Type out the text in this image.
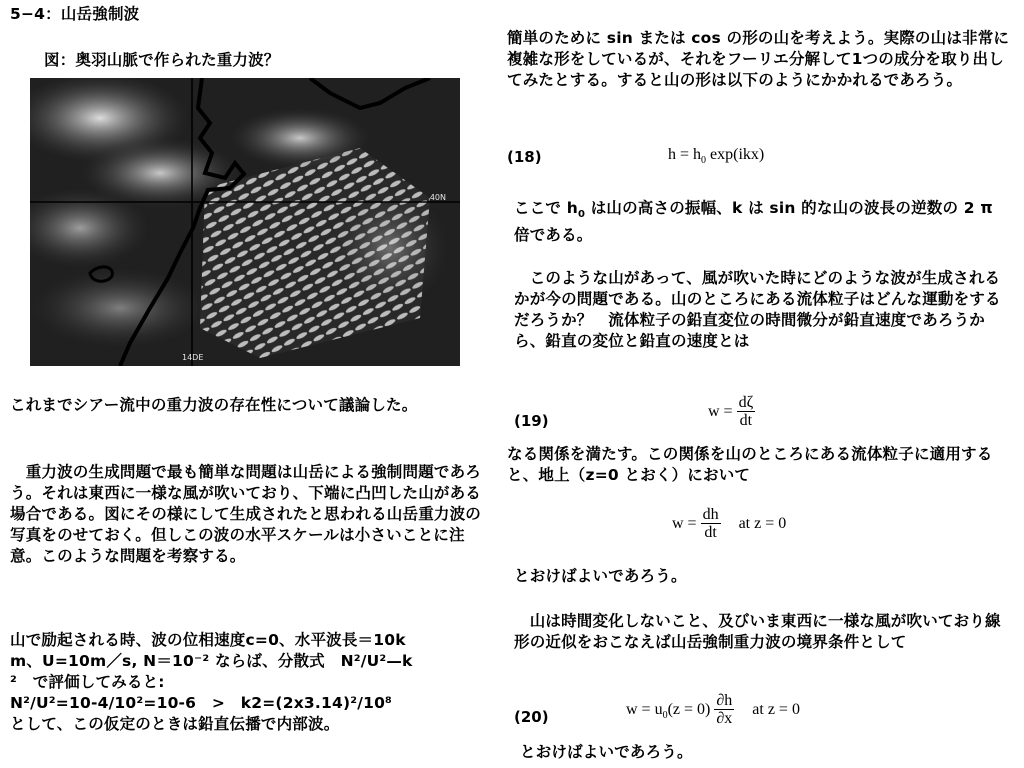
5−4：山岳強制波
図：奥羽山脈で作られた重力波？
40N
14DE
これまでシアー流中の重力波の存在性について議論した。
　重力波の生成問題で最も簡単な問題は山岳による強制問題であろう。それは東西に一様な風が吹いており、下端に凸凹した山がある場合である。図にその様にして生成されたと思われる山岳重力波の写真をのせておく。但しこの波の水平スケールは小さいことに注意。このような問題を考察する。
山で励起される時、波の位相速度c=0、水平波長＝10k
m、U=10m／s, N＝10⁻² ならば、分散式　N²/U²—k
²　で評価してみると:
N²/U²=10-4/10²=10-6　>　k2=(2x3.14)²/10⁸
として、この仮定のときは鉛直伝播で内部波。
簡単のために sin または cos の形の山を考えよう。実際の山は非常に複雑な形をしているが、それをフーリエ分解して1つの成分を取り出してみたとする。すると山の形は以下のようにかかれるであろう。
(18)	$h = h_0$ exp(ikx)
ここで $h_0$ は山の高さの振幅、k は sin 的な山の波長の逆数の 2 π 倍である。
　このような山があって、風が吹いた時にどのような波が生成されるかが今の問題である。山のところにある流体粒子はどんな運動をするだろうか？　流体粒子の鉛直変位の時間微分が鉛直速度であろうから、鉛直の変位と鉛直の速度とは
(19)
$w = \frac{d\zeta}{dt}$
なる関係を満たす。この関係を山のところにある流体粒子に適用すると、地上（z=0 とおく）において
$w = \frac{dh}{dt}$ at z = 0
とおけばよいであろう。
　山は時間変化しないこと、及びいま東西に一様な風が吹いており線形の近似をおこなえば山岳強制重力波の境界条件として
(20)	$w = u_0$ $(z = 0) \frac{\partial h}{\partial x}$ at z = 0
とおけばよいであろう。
· · ·
Exercise instructions ▸ Go through the listing above and quote it exactly, apart from its images.

The response ▸
Type out the text in this image.
5−4：山岳強制波
図：奥羽山脈で作られた重力波？
40N
14DE
これまでシアー流中の重力波の存在性について議論した。
　重力波の生成問題で最も簡単な問題は山岳による強制問題であろう。それは東西に一様な風が吹いており、下端に凸凹した山がある場合である。図にその様にして生成されたと思われる山岳重力波の写真をのせておく。但しこの波の水平スケールは小さいことに注意。このような問題を考察する。
山で励起される時、波の位相速度c=0、水平波長＝10k
m、U=10m／s, N＝10⁻² ならば、分散式　N²/U²—k
²　で評価してみると:
N²/U²=10-4/10²=10-6　>　k2=(2x3.14)²/10⁸
として、この仮定のときは鉛直伝播で内部波。
簡単のために sin または cos の形の山を考えよう。実際の山は非常に複雑な形をしているが、それをフーリエ分解して1つの成分を取り出してみたとする。すると山の形は以下のようにかかれるであろう。
(18)	$h = h_0$ exp(ikx)
ここで $h_0$ は山の高さの振幅、k は sin 的な山の波長の逆数の 2 π 倍である。
　このような山があって、風が吹いた時にどのような波が生成されるかが今の問題である。山のところにある流体粒子はどんな運動をするだろうか？　流体粒子の鉛直変位の時間微分が鉛直速度であろうから、鉛直の変位と鉛直の速度とは
(19)
$w = \frac{d\zeta}{dt}$
なる関係を満たす。この関係を山のところにある流体粒子に適用すると、地上（z=0 とおく）において
$w = \frac{dh}{dt}$ at z = 0
とおけばよいであろう。
　山は時間変化しないこと、及びいま東西に一様な風が吹いており線形の近似をおこなえば山岳強制重力波の境界条件として
(20)	$w = u_0$ $(z = 0) \frac{\partial h}{\partial x}$ at z = 0
とおけばよいであろう。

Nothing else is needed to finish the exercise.